## [INPUT ROWS]
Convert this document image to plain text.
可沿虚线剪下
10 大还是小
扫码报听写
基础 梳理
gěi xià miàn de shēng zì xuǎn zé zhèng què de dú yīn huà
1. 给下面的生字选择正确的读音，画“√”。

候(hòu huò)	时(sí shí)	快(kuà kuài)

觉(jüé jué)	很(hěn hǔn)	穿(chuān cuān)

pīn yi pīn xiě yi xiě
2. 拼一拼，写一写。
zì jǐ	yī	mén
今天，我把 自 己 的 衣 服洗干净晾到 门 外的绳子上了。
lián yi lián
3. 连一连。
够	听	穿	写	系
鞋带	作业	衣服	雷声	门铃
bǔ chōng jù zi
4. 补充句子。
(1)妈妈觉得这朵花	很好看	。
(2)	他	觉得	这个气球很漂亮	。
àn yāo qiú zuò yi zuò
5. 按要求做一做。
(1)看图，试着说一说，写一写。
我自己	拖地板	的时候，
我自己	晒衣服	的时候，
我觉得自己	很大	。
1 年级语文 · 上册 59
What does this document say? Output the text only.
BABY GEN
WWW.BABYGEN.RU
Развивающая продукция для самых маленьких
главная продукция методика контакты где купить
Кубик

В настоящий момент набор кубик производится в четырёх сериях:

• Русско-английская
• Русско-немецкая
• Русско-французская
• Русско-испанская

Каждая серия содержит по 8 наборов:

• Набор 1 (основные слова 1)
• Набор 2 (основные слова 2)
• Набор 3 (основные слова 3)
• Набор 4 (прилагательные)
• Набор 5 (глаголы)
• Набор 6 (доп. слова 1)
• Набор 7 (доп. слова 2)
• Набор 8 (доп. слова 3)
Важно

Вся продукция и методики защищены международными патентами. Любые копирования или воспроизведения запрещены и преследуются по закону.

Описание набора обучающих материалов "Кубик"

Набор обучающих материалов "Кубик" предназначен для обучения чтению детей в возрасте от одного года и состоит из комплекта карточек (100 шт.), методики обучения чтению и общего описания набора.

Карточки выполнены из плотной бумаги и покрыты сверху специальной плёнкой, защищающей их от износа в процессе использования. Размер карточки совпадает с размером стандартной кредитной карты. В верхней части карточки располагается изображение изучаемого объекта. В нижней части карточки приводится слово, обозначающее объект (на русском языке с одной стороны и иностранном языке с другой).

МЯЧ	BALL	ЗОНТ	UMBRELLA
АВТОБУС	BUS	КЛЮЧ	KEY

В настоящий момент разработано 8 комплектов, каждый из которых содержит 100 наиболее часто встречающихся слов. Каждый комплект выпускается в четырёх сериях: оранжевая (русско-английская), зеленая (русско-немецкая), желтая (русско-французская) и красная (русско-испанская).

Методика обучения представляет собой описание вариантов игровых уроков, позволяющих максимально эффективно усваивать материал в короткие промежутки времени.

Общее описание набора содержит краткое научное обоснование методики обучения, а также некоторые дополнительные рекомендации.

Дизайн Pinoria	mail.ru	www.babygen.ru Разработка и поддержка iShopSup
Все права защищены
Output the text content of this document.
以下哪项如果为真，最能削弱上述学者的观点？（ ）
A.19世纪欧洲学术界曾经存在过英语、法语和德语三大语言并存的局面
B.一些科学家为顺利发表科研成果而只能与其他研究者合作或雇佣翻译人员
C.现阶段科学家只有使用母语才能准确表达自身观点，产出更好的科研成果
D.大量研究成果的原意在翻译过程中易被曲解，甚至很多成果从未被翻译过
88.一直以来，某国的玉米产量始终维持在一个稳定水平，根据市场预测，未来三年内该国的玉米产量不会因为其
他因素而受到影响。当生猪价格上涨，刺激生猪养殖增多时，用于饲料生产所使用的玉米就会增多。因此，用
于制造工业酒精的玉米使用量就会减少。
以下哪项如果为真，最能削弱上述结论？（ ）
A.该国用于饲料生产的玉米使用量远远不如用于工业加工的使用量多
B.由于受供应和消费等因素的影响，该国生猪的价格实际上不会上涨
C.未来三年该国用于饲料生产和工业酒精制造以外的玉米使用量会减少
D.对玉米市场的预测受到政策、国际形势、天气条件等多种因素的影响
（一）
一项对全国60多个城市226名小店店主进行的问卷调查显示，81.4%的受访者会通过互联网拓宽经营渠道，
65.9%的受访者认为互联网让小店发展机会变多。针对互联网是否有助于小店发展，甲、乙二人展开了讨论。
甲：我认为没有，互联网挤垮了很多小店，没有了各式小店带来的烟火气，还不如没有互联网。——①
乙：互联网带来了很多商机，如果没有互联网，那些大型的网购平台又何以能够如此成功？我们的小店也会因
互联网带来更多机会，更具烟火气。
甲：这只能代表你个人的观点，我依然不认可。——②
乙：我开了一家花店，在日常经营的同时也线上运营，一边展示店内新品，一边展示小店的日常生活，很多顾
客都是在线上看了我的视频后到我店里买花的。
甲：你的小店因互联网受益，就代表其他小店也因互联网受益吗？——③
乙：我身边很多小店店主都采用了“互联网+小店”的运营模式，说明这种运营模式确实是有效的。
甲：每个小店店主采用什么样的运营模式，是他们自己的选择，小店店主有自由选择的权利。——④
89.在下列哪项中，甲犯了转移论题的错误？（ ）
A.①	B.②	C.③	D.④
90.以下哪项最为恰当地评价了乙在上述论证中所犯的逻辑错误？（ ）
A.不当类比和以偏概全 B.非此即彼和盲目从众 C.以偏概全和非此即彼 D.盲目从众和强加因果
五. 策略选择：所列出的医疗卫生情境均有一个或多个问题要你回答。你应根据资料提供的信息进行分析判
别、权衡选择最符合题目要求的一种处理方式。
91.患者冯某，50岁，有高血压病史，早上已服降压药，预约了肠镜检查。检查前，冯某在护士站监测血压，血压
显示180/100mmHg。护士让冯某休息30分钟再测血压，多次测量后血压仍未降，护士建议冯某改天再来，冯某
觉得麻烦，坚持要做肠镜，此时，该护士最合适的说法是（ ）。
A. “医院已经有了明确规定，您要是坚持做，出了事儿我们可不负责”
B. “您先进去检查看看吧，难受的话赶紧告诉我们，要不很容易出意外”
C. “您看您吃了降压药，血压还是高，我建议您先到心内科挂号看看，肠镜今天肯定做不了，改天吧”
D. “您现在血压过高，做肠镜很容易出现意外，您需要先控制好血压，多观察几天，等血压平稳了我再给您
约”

## [PROBLEM TO SOLVE]
Your task is to return the full listing exactly as it was given.

## [RESPONSE]
Convert this document image to plain text.
可沿虚线剪下
10 大还是小
扫码报听写
基础 梳理
gěi xià miàn de shēng zì xuǎn zé zhèng què de dú yīn huà
1. 给下面的生字选择正确的读音，画“√”。

候(hòu huò)	时(sí shí)	快(kuà kuài)

觉(jüé jué)	很(hěn hǔn)	穿(chuān cuān)

pīn yi pīn xiě yi xiě
2. 拼一拼，写一写。
zì jǐ	yī	mén
今天，我把 自 己 的 衣 服洗干净晾到 门 外的绳子上了。
lián yi lián
3. 连一连。
够	听	穿	写	系
鞋带	作业	衣服	雷声	门铃
bǔ chōng jù zi
4. 补充句子。
(1)妈妈觉得这朵花	很好看	。
(2)	他	觉得	这个气球很漂亮	。
àn yāo qiú zuò yi zuò
5. 按要求做一做。
(1)看图，试着说一说，写一写。
我自己	拖地板	的时候，
我自己	晒衣服	的时候，
我觉得自己	很大	。
1 年级语文 · 上册 59
What does this document say? Output the text only.
BABY GEN
WWW.BABYGEN.RU
Развивающая продукция для самых маленьких
главная продукция методика контакты где купить
Кубик

В настоящий момент набор кубик производится в четырёх сериях:

• Русско-английская
• Русско-немецкая
• Русско-французская
• Русско-испанская

Каждая серия содержит по 8 наборов:

• Набор 1 (основные слова 1)
• Набор 2 (основные слова 2)
• Набор 3 (основные слова 3)
• Набор 4 (прилагательные)
• Набор 5 (глаголы)
• Набор 6 (доп. слова 1)
• Набор 7 (доп. слова 2)
• Набор 8 (доп. слова 3)
Важно

Вся продукция и методики защищены международными патентами. Любые копирования или воспроизведения запрещены и преследуются по закону.

Описание набора обучающих материалов "Кубик"

Набор обучающих материалов "Кубик" предназначен для обучения чтению детей в возрасте от одного года и состоит из комплекта карточек (100 шт.), методики обучения чтению и общего описания набора.

Карточки выполнены из плотной бумаги и покрыты сверху специальной плёнкой, защищающей их от износа в процессе использования. Размер карточки совпадает с размером стандартной кредитной карты. В верхней части карточки располагается изображение изучаемого объекта. В нижней части карточки приводится слово, обозначающее объект (на русском языке с одной стороны и иностранном языке с другой).

МЯЧ	BALL	ЗОНТ	UMBRELLA
АВТОБУС	BUS	КЛЮЧ	KEY

В настоящий момент разработано 8 комплектов, каждый из которых содержит 100 наиболее часто встречающихся слов. Каждый комплект выпускается в четырёх сериях: оранжевая (русско-английская), зеленая (русско-немецкая), желтая (русско-французская) и красная (русско-испанская).

Методика обучения представляет собой описание вариантов игровых уроков, позволяющих максимально эффективно усваивать материал в короткие промежутки времени.

Общее описание набора содержит краткое научное обоснование методики обучения, а также некоторые дополнительные рекомендации.

Дизайн Pinoria	mail.ru	www.babygen.ru Разработка и поддержка iShopSup
Все права защищены
Output the text content of this document.
以下哪项如果为真，最能削弱上述学者的观点？（ ）
A.19世纪欧洲学术界曾经存在过英语、法语和德语三大语言并存的局面
B.一些科学家为顺利发表科研成果而只能与其他研究者合作或雇佣翻译人员
C.现阶段科学家只有使用母语才能准确表达自身观点，产出更好的科研成果
D.大量研究成果的原意在翻译过程中易被曲解，甚至很多成果从未被翻译过
88.一直以来，某国的玉米产量始终维持在一个稳定水平，根据市场预测，未来三年内该国的玉米产量不会因为其
他因素而受到影响。当生猪价格上涨，刺激生猪养殖增多时，用于饲料生产所使用的玉米就会增多。因此，用
于制造工业酒精的玉米使用量就会减少。
以下哪项如果为真，最能削弱上述结论？（ ）
A.该国用于饲料生产的玉米使用量远远不如用于工业加工的使用量多
B.由于受供应和消费等因素的影响，该国生猪的价格实际上不会上涨
C.未来三年该国用于饲料生产和工业酒精制造以外的玉米使用量会减少
D.对玉米市场的预测受到政策、国际形势、天气条件等多种因素的影响
（一）
一项对全国60多个城市226名小店店主进行的问卷调查显示，81.4%的受访者会通过互联网拓宽经营渠道，
65.9%的受访者认为互联网让小店发展机会变多。针对互联网是否有助于小店发展，甲、乙二人展开了讨论。
甲：我认为没有，互联网挤垮了很多小店，没有了各式小店带来的烟火气，还不如没有互联网。——①
乙：互联网带来了很多商机，如果没有互联网，那些大型的网购平台又何以能够如此成功？我们的小店也会因
互联网带来更多机会，更具烟火气。
甲：这只能代表你个人的观点，我依然不认可。——②
乙：我开了一家花店，在日常经营的同时也线上运营，一边展示店内新品，一边展示小店的日常生活，很多顾
客都是在线上看了我的视频后到我店里买花的。
甲：你的小店因互联网受益，就代表其他小店也因互联网受益吗？——③
乙：我身边很多小店店主都采用了“互联网+小店”的运营模式，说明这种运营模式确实是有效的。
甲：每个小店店主采用什么样的运营模式，是他们自己的选择，小店店主有自由选择的权利。——④
89.在下列哪项中，甲犯了转移论题的错误？（ ）
A.①	B.②	C.③	D.④
90.以下哪项最为恰当地评价了乙在上述论证中所犯的逻辑错误？（ ）
A.不当类比和以偏概全 B.非此即彼和盲目从众 C.以偏概全和非此即彼 D.盲目从众和强加因果
五. 策略选择：所列出的医疗卫生情境均有一个或多个问题要你回答。你应根据资料提供的信息进行分析判
别、权衡选择最符合题目要求的一种处理方式。
91.患者冯某，50岁，有高血压病史，早上已服降压药，预约了肠镜检查。检查前，冯某在护士站监测血压，血压
显示180/100mmHg。护士让冯某休息30分钟再测血压，多次测量后血压仍未降，护士建议冯某改天再来，冯某
觉得麻烦，坚持要做肠镜，此时，该护士最合适的说法是（ ）。
A. “医院已经有了明确规定，您要是坚持做，出了事儿我们可不负责”
B. “您先进去检查看看吧，难受的话赶紧告诉我们，要不很容易出意外”
C. “您看您吃了降压药，血压还是高，我建议您先到心内科挂号看看，肠镜今天肯定做不了，改天吧”
D. “您现在血压过高，做肠镜很容易出现意外，您需要先控制好血压，多观察几天，等血压平稳了我再给您
约”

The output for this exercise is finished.